Stored items:
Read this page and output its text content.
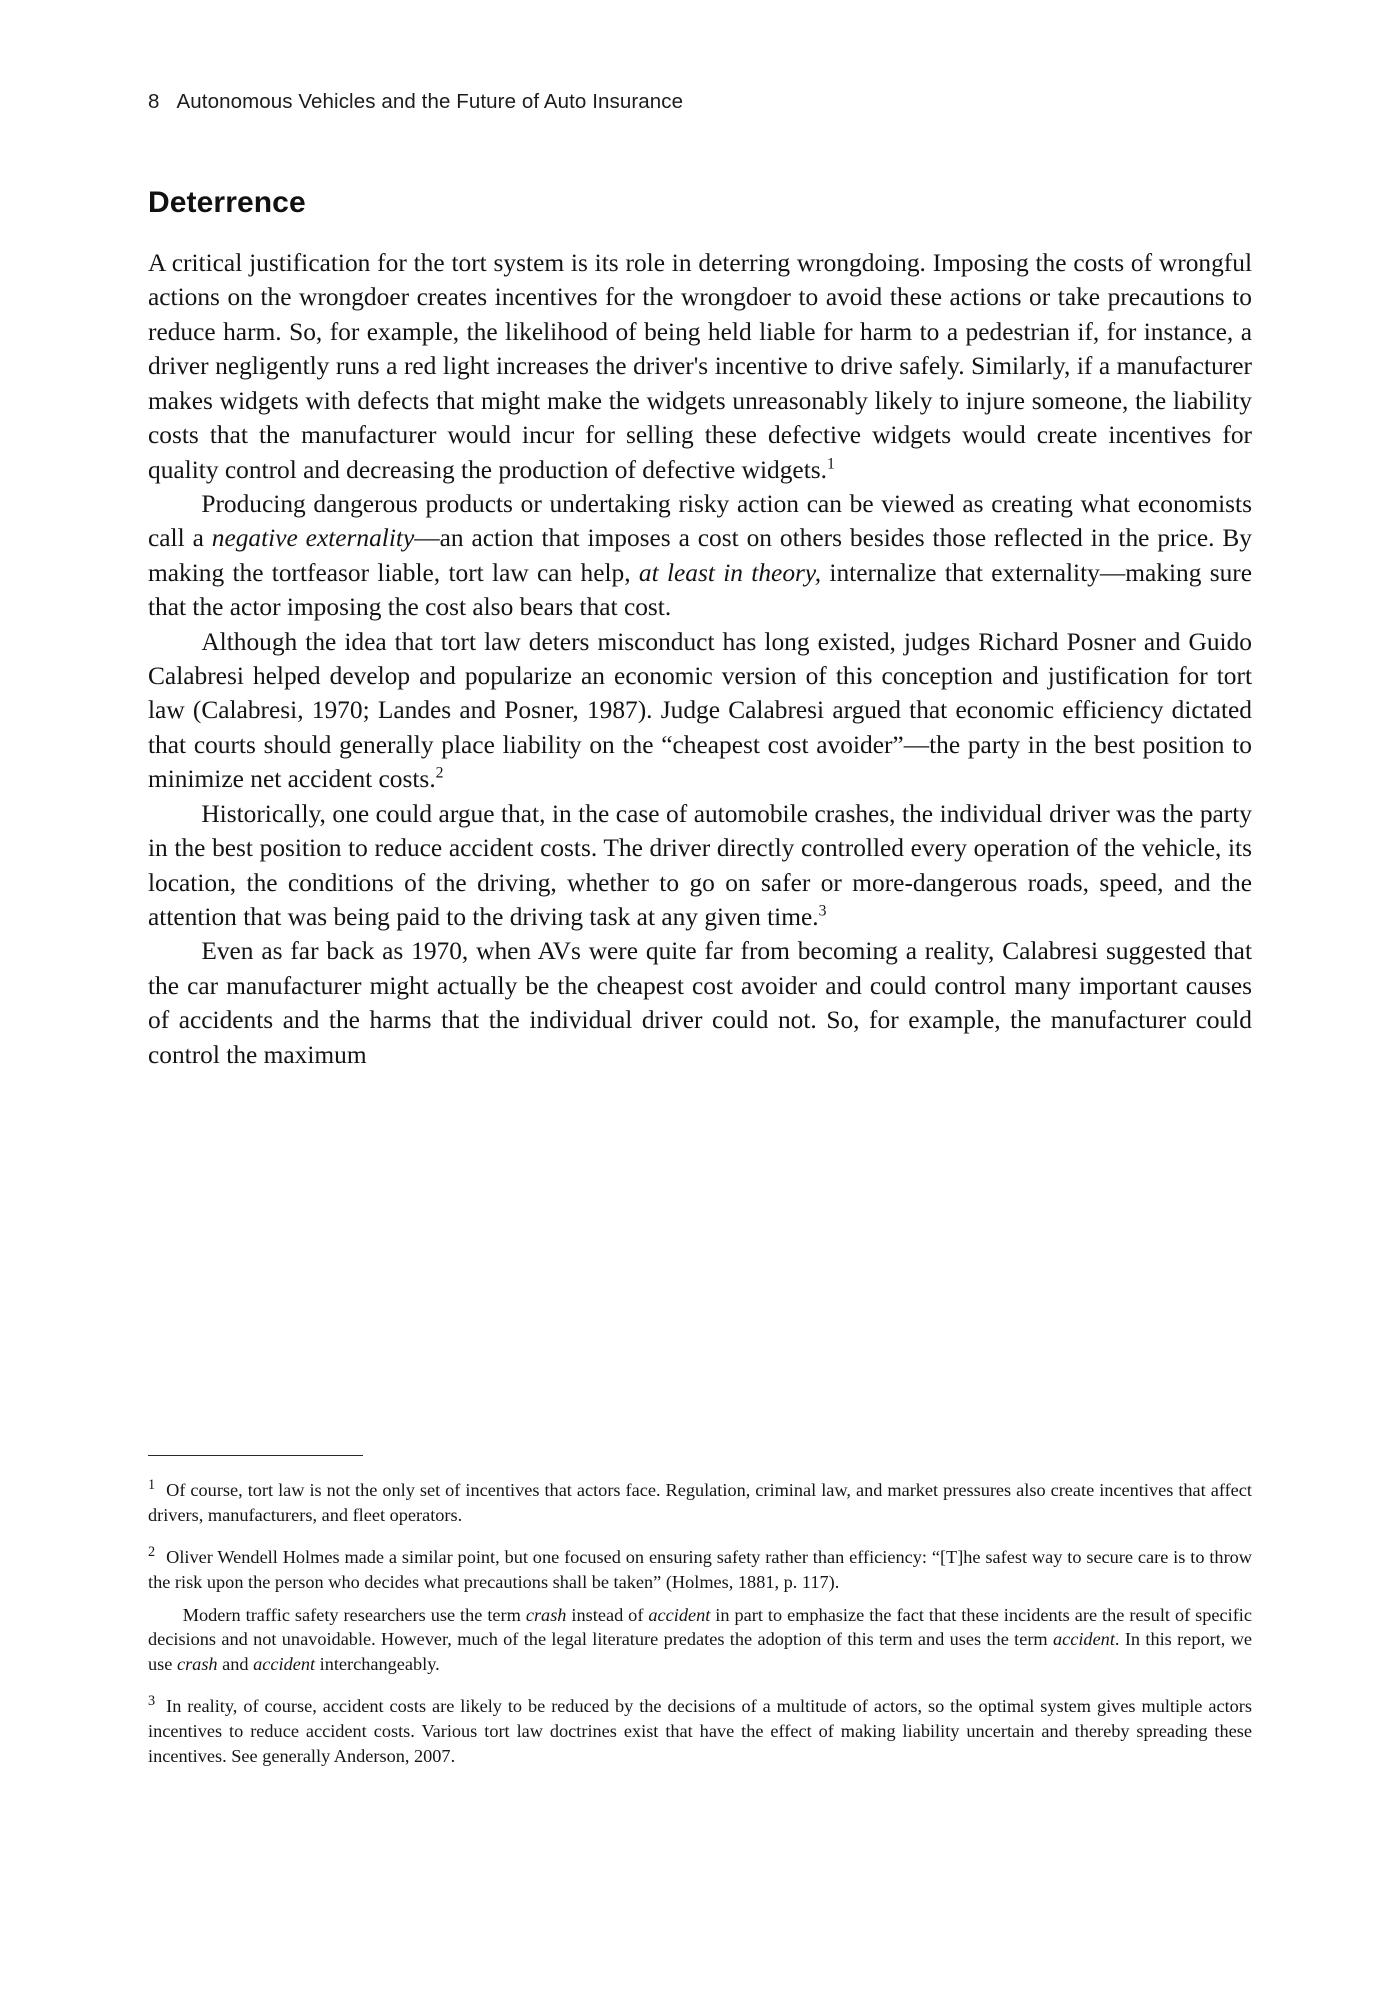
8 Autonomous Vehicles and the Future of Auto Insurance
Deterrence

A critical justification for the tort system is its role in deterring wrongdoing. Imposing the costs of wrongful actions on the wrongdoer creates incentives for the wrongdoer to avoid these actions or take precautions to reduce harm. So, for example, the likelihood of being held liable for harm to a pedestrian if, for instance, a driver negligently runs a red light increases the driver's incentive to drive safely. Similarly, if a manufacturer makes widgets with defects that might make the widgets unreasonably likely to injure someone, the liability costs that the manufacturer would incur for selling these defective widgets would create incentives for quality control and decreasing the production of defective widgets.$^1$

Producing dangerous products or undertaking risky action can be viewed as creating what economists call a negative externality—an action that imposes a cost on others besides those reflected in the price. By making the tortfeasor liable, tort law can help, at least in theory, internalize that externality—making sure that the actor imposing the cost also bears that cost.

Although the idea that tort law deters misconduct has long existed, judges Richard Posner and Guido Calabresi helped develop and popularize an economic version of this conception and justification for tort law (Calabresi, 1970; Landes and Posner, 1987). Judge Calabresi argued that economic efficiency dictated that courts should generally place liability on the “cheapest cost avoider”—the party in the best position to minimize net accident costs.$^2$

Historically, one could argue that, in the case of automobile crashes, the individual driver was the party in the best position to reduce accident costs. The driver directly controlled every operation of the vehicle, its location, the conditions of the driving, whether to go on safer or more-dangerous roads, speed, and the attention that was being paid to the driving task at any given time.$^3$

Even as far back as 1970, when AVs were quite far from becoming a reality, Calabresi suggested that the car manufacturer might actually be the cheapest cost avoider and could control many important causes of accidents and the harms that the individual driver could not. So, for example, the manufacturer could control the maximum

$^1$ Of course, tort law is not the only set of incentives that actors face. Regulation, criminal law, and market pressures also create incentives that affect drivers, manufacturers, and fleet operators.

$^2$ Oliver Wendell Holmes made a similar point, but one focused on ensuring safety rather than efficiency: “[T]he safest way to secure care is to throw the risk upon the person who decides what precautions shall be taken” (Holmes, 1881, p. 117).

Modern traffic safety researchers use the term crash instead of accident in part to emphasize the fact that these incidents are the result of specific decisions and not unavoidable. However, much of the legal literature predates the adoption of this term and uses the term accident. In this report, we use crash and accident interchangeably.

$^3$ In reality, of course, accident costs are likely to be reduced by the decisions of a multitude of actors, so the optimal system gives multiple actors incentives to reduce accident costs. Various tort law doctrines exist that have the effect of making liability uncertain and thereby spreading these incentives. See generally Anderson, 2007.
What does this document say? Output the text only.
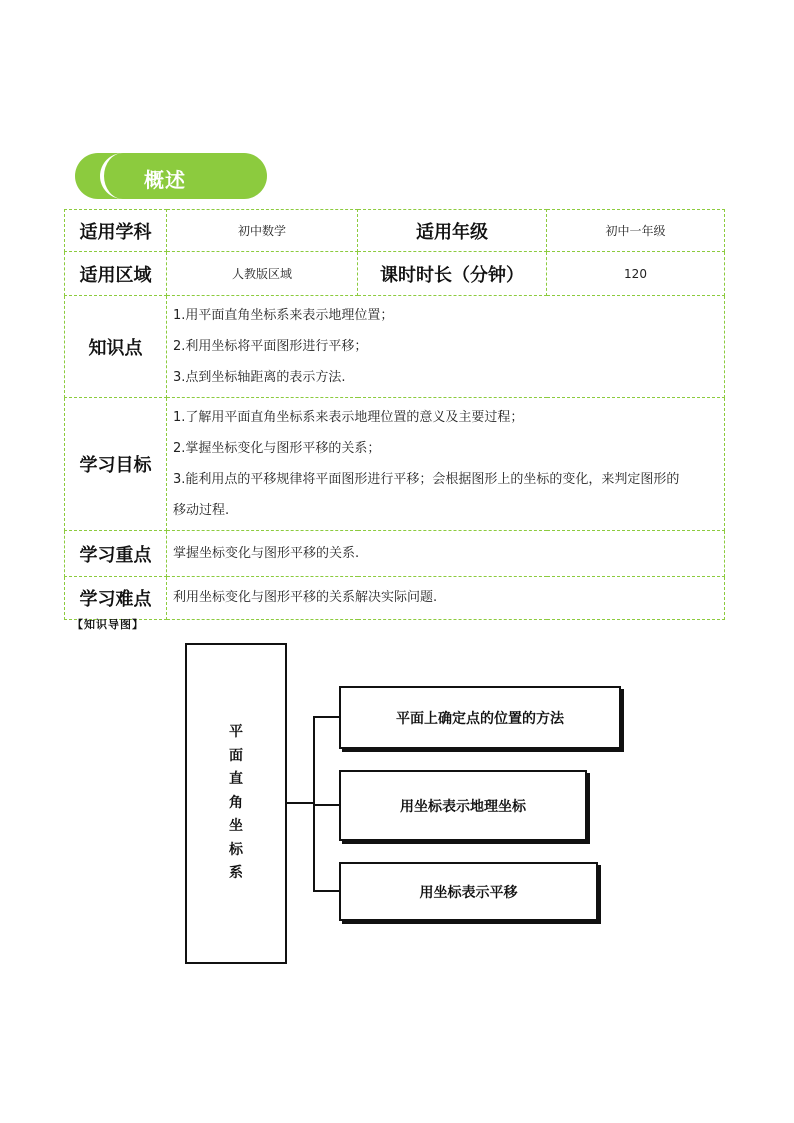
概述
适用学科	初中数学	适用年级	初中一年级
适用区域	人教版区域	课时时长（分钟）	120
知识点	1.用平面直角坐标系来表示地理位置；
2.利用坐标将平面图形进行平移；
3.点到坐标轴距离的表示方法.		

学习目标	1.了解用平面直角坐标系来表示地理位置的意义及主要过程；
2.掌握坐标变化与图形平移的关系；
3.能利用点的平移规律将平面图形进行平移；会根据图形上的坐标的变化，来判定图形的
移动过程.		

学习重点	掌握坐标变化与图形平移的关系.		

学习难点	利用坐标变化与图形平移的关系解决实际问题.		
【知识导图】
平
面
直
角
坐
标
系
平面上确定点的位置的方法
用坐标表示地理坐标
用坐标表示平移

_The exercise_
Return each line of the data that contains the string "example".

_Solution to this problem_
A critical justification for the tort system is its role in deterring wrongdoing. Imposing the costs of wrongful actions on the wrongdoer creates incentives for the wrongdoer to avoid these actions or take precautions to reduce harm. So, for example, the likelihood of being held liable for harm to a pedestrian if, for instance, a driver negligently runs a red light increases the driver's incentive to drive safely. Similarly, if a manufacturer makes widgets with defects that might make the widgets unreasonably likely to injure someone, the liability costs that the manufacturer would incur for selling these defective widgets would create incentives for quality control and decreasing the production of defective widgets.$^1$
Even as far back as 1970, when AVs were quite far from becoming a reality, Calabresi suggested that the car manufacturer might actually be the cheapest cost avoider and could control many important causes of accidents and the harms that the individual driver could not. So, for example, the manufacturer could control the maximum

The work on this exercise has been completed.